#### Exercise brief
Copy out all the lines in the records that include the word "text".

#### Extracted information

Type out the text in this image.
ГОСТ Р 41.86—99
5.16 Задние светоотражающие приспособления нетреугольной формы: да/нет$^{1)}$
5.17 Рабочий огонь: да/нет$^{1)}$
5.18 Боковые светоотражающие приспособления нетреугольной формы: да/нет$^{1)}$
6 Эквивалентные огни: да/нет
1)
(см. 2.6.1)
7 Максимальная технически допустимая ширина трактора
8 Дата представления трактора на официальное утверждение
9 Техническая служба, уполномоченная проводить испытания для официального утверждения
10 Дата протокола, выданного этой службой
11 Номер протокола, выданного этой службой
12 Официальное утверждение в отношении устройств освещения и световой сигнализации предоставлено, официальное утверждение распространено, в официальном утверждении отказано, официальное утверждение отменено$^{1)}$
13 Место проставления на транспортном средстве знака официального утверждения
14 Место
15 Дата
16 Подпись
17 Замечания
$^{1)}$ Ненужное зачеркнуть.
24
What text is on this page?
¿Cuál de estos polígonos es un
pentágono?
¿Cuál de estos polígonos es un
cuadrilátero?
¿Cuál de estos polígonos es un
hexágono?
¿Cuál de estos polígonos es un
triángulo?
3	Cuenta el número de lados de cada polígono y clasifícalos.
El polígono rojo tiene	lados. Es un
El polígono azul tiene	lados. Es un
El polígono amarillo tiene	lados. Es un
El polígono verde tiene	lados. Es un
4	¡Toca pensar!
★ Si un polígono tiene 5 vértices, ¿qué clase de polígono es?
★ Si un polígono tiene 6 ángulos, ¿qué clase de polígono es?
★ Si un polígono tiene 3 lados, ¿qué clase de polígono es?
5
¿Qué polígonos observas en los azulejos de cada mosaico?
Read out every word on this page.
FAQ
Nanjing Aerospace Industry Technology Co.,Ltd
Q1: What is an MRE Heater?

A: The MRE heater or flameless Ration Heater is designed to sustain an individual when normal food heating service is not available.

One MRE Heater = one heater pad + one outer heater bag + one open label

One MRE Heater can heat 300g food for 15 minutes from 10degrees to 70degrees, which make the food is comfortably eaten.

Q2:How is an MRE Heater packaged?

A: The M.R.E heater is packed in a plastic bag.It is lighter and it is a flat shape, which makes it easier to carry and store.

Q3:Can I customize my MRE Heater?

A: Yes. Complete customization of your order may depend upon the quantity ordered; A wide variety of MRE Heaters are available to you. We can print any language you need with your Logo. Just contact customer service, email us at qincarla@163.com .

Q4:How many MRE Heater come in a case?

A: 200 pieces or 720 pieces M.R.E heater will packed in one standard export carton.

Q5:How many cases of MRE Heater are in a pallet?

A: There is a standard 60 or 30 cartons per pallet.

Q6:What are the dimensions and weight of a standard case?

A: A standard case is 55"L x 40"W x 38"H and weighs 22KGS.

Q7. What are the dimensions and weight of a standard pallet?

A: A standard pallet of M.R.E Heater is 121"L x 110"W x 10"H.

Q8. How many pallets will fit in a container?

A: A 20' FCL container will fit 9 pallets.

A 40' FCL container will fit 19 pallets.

#### Exercise result
Type out the text in this image.
What text is on this page?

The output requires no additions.